**Stated task**
Tally the lines of the listing that contain the word "saknas", then give the total and nothing else.

**Rows**
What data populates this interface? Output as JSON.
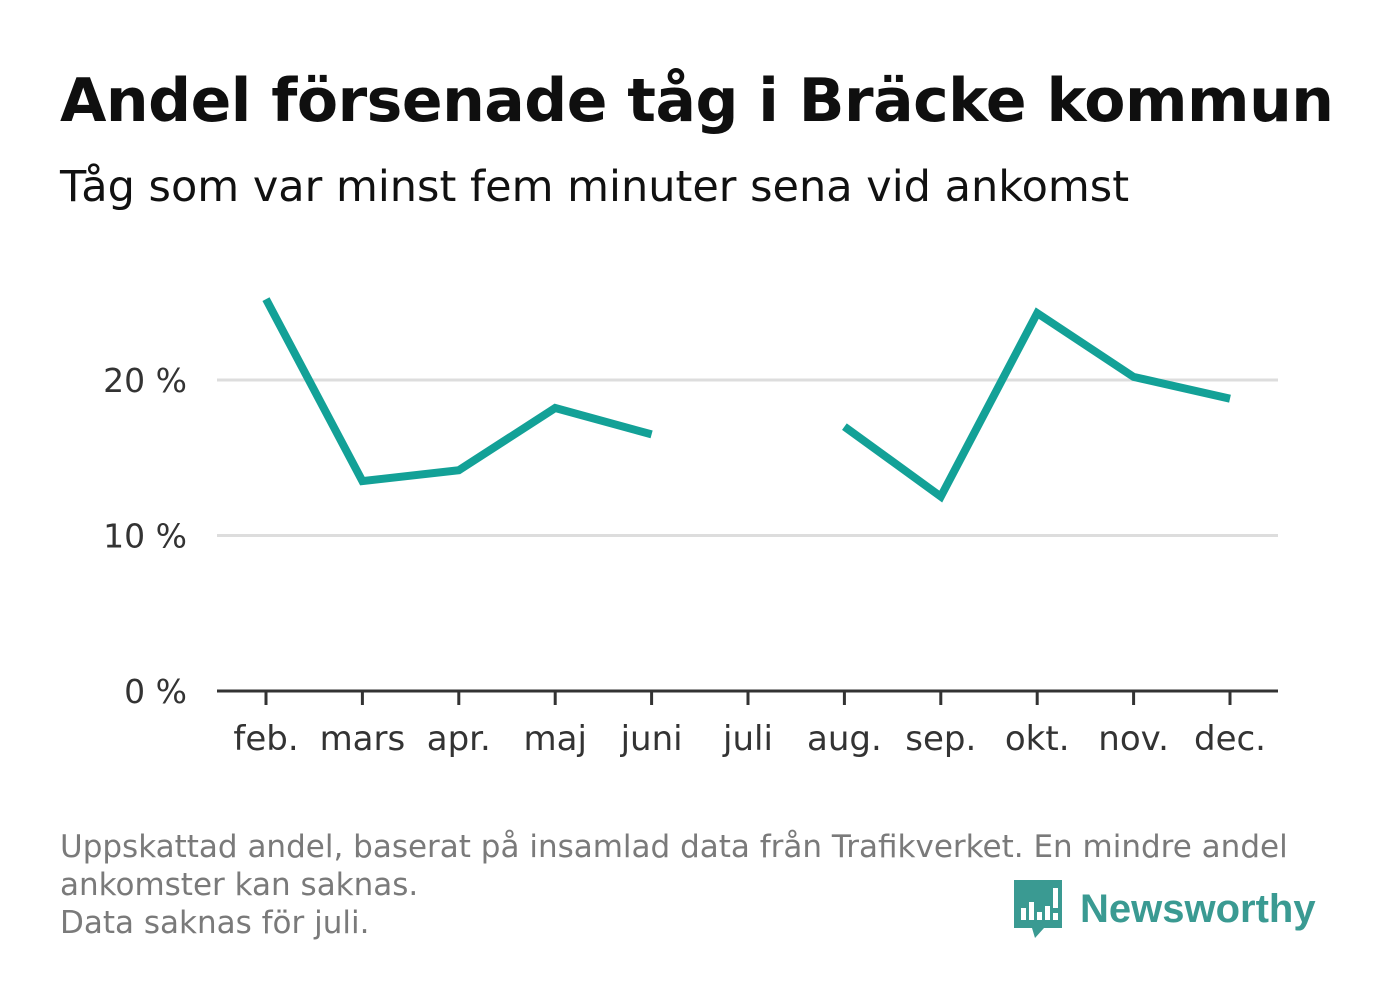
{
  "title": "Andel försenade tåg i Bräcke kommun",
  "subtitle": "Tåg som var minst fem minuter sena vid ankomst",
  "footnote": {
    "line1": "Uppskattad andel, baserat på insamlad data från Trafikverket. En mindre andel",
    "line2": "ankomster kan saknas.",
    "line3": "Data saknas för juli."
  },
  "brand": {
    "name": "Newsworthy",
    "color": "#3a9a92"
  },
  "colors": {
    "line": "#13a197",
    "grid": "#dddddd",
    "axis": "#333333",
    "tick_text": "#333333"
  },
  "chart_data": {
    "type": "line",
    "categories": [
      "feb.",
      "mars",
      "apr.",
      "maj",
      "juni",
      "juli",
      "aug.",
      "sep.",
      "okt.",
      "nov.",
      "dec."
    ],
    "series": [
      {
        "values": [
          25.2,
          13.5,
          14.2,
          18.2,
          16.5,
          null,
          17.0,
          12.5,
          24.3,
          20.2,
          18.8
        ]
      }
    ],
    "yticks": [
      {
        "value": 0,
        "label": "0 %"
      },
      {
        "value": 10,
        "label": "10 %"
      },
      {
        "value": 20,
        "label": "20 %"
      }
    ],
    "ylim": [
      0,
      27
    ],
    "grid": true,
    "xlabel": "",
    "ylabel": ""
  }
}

**Final result**
2